* Objetivo 1: Reescribe como lista numerada las entradas que van desde la línea que contiene "List every element" hasta la línea que contiene "editor-toolbar: Paragraph B", ambas incluidas, y omite las líneas en blanco.

* Fragmento del texto:
<<<<

Picnic en Hanging Rock

Cine y literatura

En 1967, Joan Lindsay publicaba Picnic at Hanging Rock, una novela destinada a convertirse en una obra emblemática de la literatura australiana. Aunque a lo largo de su vida cultivó una carrera literaria sólida, fue esta obra —escrita cuando la autora contaba ya con más de setenta años— la que aseguró su lugar en la historia literaria, especialmente tras la célebre adaptación cinematográfica dirigida por Peter Weir en 1975.

En el año 2010 la editorial Impedimenta presentaba en España una excelente edición de Picninc en Hanging Rock. La historia se sitúa el 14 de febrero de 1900, cuando un grupo de alumnas del prestigioso internado femenino Appleyard College, en el estado de Victoria (Australia), emprende una excursión con motivo del Día de San Valentín a la imponente formación rocosa conocida como Hanging Rock. En medio de un entorno cargado de una belleza inquietante, cuatro jóvenes y una profesora se separan del grupo para explorar el terreno. Horas más tarde, solo una de ellas regresa, en estado de shock y sin recuerdos de lo ocurrido. Las demás han desaparecido sin dejar rastro.

>>>>

* Datos proporcionados:
<<<<

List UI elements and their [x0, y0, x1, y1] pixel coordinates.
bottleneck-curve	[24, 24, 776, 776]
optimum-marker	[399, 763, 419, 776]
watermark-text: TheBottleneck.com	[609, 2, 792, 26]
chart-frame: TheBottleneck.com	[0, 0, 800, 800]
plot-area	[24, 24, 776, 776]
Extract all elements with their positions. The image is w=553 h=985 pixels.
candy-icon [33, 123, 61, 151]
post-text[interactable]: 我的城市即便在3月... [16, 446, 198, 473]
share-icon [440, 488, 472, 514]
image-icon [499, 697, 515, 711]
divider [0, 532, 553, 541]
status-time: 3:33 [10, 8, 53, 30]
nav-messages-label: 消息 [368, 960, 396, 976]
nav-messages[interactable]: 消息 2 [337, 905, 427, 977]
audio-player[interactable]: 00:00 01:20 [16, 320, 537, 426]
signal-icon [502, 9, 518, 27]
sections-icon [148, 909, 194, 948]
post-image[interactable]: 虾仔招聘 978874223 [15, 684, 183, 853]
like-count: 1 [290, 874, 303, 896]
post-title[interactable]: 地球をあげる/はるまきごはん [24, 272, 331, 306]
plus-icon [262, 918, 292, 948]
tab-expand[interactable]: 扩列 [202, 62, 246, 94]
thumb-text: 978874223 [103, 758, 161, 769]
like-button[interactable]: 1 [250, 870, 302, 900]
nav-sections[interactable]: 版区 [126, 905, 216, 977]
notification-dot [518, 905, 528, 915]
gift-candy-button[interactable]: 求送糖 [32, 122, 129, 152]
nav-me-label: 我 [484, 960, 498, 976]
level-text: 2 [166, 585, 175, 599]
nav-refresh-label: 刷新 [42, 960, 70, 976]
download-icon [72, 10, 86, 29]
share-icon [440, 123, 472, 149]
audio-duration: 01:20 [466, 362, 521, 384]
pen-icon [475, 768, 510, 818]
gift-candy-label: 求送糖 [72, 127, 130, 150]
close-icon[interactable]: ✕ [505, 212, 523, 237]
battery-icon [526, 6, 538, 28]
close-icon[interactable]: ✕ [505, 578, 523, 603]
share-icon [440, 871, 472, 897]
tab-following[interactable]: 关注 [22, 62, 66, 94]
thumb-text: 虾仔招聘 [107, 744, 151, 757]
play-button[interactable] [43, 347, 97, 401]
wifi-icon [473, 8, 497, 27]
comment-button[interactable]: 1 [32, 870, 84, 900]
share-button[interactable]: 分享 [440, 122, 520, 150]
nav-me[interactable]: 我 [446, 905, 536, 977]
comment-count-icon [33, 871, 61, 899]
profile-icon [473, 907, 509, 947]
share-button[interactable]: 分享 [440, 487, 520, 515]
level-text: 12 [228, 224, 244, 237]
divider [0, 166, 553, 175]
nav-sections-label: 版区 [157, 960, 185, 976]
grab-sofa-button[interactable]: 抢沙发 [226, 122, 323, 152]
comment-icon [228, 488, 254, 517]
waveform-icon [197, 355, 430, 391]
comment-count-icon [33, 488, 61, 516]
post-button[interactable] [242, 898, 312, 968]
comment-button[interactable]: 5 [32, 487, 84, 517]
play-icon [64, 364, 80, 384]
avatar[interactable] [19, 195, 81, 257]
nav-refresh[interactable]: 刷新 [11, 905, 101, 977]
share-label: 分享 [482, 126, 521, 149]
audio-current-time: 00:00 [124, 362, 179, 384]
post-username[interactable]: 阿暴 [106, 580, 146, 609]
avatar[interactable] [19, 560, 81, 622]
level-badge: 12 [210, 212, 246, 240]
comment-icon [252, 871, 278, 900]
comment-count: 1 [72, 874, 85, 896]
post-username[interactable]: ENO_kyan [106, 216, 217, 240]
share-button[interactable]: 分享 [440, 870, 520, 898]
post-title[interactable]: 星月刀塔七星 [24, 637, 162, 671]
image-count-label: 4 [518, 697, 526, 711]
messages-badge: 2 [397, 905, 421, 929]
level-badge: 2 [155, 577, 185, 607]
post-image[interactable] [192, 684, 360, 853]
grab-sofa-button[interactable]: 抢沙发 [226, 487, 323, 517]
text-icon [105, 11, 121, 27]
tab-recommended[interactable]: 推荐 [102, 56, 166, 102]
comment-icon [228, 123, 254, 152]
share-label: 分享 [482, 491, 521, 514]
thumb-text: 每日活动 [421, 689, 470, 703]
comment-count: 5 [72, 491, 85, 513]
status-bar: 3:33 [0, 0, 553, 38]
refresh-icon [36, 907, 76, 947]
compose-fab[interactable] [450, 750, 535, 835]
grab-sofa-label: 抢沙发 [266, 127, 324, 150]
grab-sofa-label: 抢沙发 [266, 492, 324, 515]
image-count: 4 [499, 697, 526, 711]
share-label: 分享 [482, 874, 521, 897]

>>>>
<<<<

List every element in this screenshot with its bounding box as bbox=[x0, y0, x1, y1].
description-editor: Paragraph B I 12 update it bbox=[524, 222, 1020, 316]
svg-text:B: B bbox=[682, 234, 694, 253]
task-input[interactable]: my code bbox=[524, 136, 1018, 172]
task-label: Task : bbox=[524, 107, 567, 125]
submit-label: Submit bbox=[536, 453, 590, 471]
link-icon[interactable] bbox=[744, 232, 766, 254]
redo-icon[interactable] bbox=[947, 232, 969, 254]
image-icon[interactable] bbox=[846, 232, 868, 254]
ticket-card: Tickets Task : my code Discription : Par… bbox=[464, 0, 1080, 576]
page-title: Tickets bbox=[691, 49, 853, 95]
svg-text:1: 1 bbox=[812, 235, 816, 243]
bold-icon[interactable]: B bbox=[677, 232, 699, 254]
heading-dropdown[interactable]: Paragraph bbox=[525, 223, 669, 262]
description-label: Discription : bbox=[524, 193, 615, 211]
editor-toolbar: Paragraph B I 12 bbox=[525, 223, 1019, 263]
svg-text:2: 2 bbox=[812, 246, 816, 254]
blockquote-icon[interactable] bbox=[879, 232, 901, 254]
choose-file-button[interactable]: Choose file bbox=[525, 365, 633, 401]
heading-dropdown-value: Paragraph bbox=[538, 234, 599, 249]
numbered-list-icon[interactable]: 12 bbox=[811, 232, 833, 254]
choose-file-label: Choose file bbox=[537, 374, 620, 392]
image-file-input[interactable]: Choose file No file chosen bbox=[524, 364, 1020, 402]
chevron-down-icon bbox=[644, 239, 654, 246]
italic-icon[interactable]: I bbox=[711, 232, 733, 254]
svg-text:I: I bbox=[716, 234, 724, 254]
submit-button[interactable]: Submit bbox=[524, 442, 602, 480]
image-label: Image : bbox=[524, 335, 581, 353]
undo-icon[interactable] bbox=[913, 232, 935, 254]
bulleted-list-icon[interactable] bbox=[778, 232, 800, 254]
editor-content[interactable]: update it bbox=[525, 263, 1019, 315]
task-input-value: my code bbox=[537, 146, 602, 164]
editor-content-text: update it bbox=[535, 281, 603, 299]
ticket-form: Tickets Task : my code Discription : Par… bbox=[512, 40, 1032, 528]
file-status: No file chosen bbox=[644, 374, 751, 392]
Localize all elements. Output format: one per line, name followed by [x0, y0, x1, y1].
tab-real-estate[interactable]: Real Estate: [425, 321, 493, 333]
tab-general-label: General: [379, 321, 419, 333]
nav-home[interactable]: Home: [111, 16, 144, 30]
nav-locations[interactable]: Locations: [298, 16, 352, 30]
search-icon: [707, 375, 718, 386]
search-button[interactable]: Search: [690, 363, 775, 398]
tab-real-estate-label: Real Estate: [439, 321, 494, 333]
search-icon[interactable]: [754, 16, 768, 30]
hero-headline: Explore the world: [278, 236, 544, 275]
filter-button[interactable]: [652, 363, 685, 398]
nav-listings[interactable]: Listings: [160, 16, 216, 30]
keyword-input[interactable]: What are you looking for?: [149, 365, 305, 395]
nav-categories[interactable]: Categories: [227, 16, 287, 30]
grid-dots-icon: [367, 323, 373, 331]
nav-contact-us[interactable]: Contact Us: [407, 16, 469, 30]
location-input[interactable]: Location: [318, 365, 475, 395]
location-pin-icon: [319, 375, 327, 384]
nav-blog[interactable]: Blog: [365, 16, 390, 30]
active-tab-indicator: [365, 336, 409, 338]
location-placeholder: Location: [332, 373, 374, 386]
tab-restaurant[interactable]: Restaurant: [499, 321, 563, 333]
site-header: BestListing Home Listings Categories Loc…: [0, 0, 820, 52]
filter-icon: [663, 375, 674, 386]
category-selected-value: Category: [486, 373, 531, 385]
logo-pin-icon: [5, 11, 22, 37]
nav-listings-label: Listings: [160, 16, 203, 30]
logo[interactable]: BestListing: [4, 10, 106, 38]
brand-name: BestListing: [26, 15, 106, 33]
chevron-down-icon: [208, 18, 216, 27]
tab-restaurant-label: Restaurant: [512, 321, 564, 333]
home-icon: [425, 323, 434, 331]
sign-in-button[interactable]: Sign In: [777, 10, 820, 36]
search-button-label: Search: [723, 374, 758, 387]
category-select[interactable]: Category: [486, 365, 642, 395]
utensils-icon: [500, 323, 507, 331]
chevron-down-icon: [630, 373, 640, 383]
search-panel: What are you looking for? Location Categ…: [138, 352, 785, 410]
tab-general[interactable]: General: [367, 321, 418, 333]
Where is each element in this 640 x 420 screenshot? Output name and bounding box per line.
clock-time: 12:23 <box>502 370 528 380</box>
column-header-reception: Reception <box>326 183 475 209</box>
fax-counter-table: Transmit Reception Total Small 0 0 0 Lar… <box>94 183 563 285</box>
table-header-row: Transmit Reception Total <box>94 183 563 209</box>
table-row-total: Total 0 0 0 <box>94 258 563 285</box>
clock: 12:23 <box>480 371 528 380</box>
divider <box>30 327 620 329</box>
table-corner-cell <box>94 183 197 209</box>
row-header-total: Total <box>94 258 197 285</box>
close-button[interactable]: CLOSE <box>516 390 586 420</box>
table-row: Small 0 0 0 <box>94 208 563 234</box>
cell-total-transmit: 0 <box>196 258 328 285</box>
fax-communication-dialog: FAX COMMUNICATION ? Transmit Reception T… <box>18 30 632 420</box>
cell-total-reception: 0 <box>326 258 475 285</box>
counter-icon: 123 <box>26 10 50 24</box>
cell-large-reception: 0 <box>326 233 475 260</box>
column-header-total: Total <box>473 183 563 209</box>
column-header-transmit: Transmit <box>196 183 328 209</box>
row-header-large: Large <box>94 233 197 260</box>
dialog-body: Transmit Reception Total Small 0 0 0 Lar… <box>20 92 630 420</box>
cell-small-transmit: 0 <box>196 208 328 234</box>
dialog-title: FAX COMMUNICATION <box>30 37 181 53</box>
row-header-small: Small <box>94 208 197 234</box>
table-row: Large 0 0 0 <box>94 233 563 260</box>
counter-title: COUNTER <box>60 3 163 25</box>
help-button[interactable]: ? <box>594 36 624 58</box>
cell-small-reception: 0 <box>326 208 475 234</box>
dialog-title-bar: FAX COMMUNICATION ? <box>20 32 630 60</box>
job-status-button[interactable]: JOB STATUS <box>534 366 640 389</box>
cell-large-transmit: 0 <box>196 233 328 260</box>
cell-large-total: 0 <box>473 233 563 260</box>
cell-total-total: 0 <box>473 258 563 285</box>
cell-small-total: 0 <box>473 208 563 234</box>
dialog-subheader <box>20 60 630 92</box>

>>>>

* Objetivo 2: Prolonga el fragmento sobre Picnic en Hanging Rock a partir de donde termina.

* Respuesta escrita 1:
1. List every element in this screenshot with its bounding box as bbox=[x0, y0, x1, y1].
2. description-editor: Paragraph B I 12 update it bbox=[524, 222, 1020, 316]
3. svg-text:B: B bbox=[682, 234, 694, 253]
4. task-input[interactable]: my code bbox=[524, 136, 1018, 172]
5. task-label: Task : bbox=[524, 107, 567, 125]
6. submit-label: Submit bbox=[536, 453, 590, 471]
7. link-icon[interactable] bbox=[744, 232, 766, 254]
8. redo-icon[interactable] bbox=[947, 232, 969, 254]
9. image-icon[interactable] bbox=[846, 232, 868, 254]
10. ticket-card: Tickets Task : my code Discription : Par… bbox=[464, 0, 1080, 576]
11. page-title: Tickets bbox=[691, 49, 853, 95]
12. svg-text:1: 1 bbox=[812, 235, 816, 243]
13. bold-icon[interactable]: B bbox=[677, 232, 699, 254]
14. heading-dropdown[interactable]: Paragraph bbox=[525, 223, 669, 262]
15. description-label: Discription : bbox=[524, 193, 615, 211]
16. editor-toolbar: Paragraph B I 12 bbox=[525, 223, 1019, 263]

* Respuesta escrita 2:
La lectura nos sumerge en un universo casi onírico, donde lo fundamental no es resolver el enigma de la desaparición de las alumnas y la profesora, sino dejarse envolver por la atmósfera hipnótica que impregna cada página. Más que una historia de misterio convencional, Picnic at Hanging Rock se despliega como un relato de sensaciones, de presencias invisibles y silencios que introducen nuevos significados. La novela fluye como un todo continuo, como si el tiempo —al igual que las protagonistas— también se disolviera dejando entre sus líneas un discurso sobre la dicotomía entre el mundo civilizado y el mundo salvaje, la represión sexual o la pérdida de la inocencia.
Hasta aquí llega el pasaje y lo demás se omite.